(Dados extraídos de uma coleção)
--

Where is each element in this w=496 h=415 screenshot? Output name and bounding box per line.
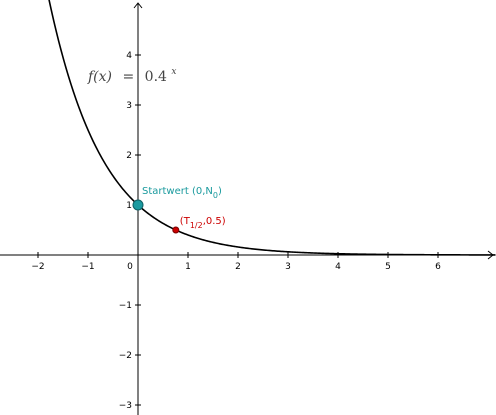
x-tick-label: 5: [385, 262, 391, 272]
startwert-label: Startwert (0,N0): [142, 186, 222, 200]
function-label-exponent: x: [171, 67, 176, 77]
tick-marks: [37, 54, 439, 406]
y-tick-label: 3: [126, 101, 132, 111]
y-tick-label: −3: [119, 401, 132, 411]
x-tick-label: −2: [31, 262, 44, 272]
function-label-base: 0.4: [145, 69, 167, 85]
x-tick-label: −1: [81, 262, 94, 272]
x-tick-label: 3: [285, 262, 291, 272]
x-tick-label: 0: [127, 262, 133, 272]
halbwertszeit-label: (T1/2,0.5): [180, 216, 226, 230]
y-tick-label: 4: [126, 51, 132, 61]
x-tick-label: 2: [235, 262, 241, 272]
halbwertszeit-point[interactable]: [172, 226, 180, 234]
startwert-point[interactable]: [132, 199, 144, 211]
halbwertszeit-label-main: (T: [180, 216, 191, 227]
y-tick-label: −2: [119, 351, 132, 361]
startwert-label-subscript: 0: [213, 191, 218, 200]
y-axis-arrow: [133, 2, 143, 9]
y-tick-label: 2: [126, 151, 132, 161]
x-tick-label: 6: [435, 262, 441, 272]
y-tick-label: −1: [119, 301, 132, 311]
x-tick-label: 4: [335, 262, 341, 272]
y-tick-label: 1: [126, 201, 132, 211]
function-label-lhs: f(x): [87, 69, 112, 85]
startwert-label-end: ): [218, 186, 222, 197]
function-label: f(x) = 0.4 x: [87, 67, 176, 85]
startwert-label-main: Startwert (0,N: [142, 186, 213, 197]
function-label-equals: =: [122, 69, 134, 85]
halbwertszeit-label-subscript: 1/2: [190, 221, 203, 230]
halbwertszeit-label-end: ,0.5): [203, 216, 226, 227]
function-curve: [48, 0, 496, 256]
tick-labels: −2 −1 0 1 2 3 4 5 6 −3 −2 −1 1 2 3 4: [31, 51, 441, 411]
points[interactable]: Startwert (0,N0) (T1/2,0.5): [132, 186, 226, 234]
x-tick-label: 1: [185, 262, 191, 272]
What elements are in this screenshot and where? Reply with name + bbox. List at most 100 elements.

--

* **Instruções do exercício**: Copie todos os itens acima linha por linha, sem alterar nada, mas deixe de fora as imagens.

* **Resposta**:
Where is each element in this w=496 h=415 screenshot? Output name and bounding box per line.
x-tick-label: 5: [385, 262, 391, 272]
startwert-label: Startwert (0,N0): [142, 186, 222, 200]
function-label-exponent: x: [171, 67, 176, 77]
tick-marks: [37, 54, 439, 406]
y-tick-label: 3: [126, 101, 132, 111]
y-tick-label: −3: [119, 401, 132, 411]
x-tick-label: −2: [31, 262, 44, 272]
function-label-base: 0.4: [145, 69, 167, 85]
x-tick-label: −1: [81, 262, 94, 272]
x-tick-label: 3: [285, 262, 291, 272]
x-tick-label: 0: [127, 262, 133, 272]
halbwertszeit-label: (T1/2,0.5): [180, 216, 226, 230]
y-tick-label: 4: [126, 51, 132, 61]
x-tick-label: 2: [235, 262, 241, 272]
halbwertszeit-point[interactable]: [172, 226, 180, 234]
startwert-point[interactable]: [132, 199, 144, 211]
halbwertszeit-label-main: (T: [180, 216, 191, 227]
y-tick-label: −2: [119, 351, 132, 361]
startwert-label-subscript: 0: [213, 191, 218, 200]
y-axis-arrow: [133, 2, 143, 9]
y-tick-label: 2: [126, 151, 132, 161]
x-tick-label: 6: [435, 262, 441, 272]
y-tick-label: −1: [119, 301, 132, 311]
x-tick-label: 4: [335, 262, 341, 272]
y-tick-label: 1: [126, 201, 132, 211]
function-label-lhs: f(x): [87, 69, 112, 85]
startwert-label-end: ): [218, 186, 222, 197]
function-label: f(x) = 0.4 x: [87, 67, 176, 85]
startwert-label-main: Startwert (0,N: [142, 186, 213, 197]
function-label-equals: =: [122, 69, 134, 85]
halbwertszeit-label-subscript: 1/2: [190, 221, 203, 230]
halbwertszeit-label-end: ,0.5): [203, 216, 226, 227]
function-curve: [48, 0, 496, 256]
tick-labels: −2 −1 0 1 2 3 4 5 6 −3 −2 −1 1 2 3 4: [31, 51, 441, 411]
points[interactable]: Startwert (0,N0) (T1/2,0.5): [132, 186, 226, 234]
x-tick-label: 1: [185, 262, 191, 272]
What elements are in this screenshot and where? Reply with name + bbox. List at most 100 elements.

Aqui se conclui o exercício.